§ **RECORDS FOR THE TASK**:
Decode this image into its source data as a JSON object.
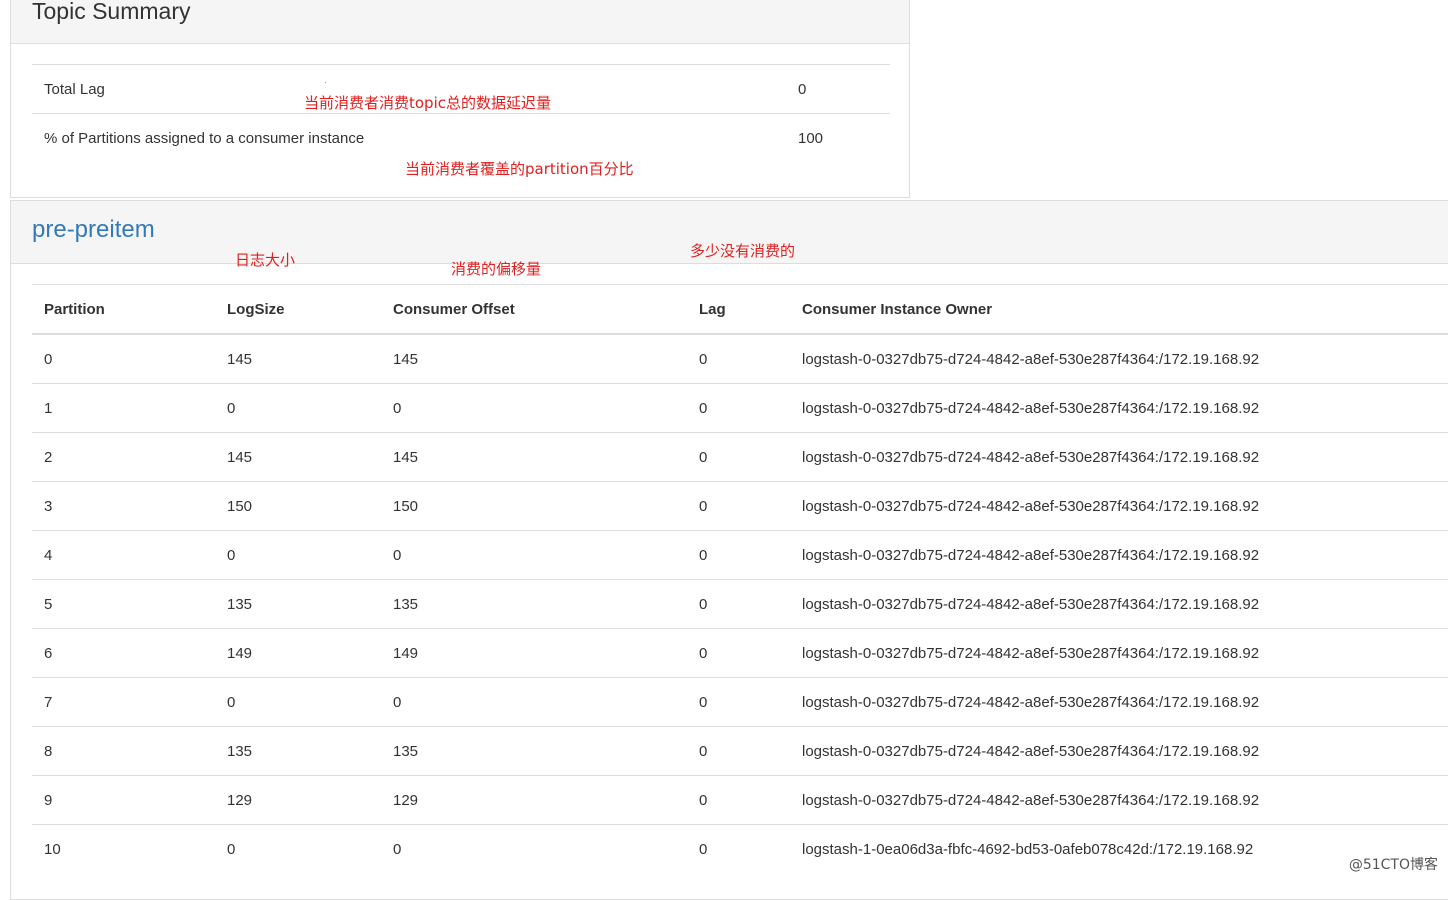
{
  "summary": {
    "title": "Topic Summary",
    "rows": [
      {
        "label": "Total Lag",
        "value": "0"
      },
      {
        "label": "% of Partitions assigned to a consumer instance",
        "value": "100"
      }
    ]
  },
  "topic": {
    "name": "pre-preitem",
    "columns": [
      "Partition",
      "LogSize",
      "Consumer Offset",
      "Lag",
      "Consumer Instance Owner"
    ],
    "rows": [
      [
        "0",
        "145",
        "145",
        "0",
        "logstash-0-0327db75-d724-4842-a8ef-530e287f4364:/172.19.168.92"
      ],
      [
        "1",
        "0",
        "0",
        "0",
        "logstash-0-0327db75-d724-4842-a8ef-530e287f4364:/172.19.168.92"
      ],
      [
        "2",
        "145",
        "145",
        "0",
        "logstash-0-0327db75-d724-4842-a8ef-530e287f4364:/172.19.168.92"
      ],
      [
        "3",
        "150",
        "150",
        "0",
        "logstash-0-0327db75-d724-4842-a8ef-530e287f4364:/172.19.168.92"
      ],
      [
        "4",
        "0",
        "0",
        "0",
        "logstash-0-0327db75-d724-4842-a8ef-530e287f4364:/172.19.168.92"
      ],
      [
        "5",
        "135",
        "135",
        "0",
        "logstash-0-0327db75-d724-4842-a8ef-530e287f4364:/172.19.168.92"
      ],
      [
        "6",
        "149",
        "149",
        "0",
        "logstash-0-0327db75-d724-4842-a8ef-530e287f4364:/172.19.168.92"
      ],
      [
        "7",
        "0",
        "0",
        "0",
        "logstash-0-0327db75-d724-4842-a8ef-530e287f4364:/172.19.168.92"
      ],
      [
        "8",
        "135",
        "135",
        "0",
        "logstash-0-0327db75-d724-4842-a8ef-530e287f4364:/172.19.168.92"
      ],
      [
        "9",
        "129",
        "129",
        "0",
        "logstash-0-0327db75-d724-4842-a8ef-530e287f4364:/172.19.168.92"
      ],
      [
        "10",
        "0",
        "0",
        "0",
        "logstash-1-0ea06d3a-fbfc-4692-bd53-0afeb078c42d:/172.19.168.92"
      ]
    ]
  },
  "annotations": {
    "total_lag": "当前消费者消费topic总的数据延迟量",
    "partitions_pct": "当前消费者覆盖的partition百分比",
    "logsize": "日志大小",
    "offset": "消费的偏移量",
    "lag": "多少没有消费的"
  },
  "watermark": "@51CTO博客",
  "colors": {
    "link": "#337ab7",
    "annotation": "#e02020",
    "panel_header": "#f5f5f5",
    "border": "#dddddd"
  }
}
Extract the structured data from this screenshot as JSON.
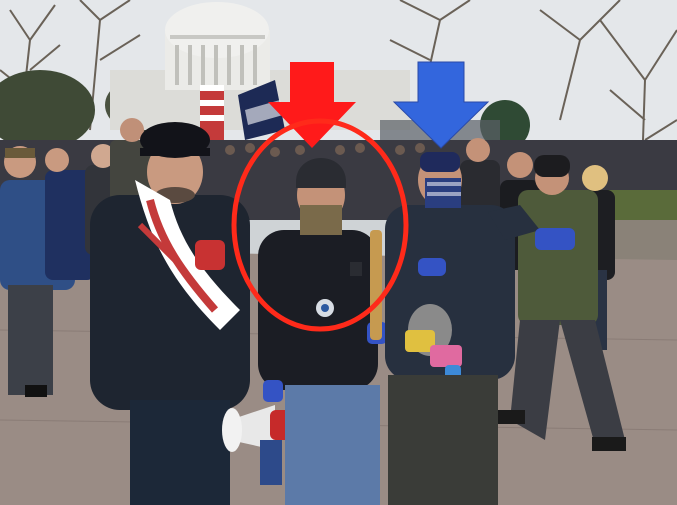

§ **YOUR GOAL**: Read through the lines above and collect those that contain the string "this".

§ **EXERCISE RESPONSE**:
Decode this image into its source data as a JSON object.
Extract the structured data from this screenshot as JSON.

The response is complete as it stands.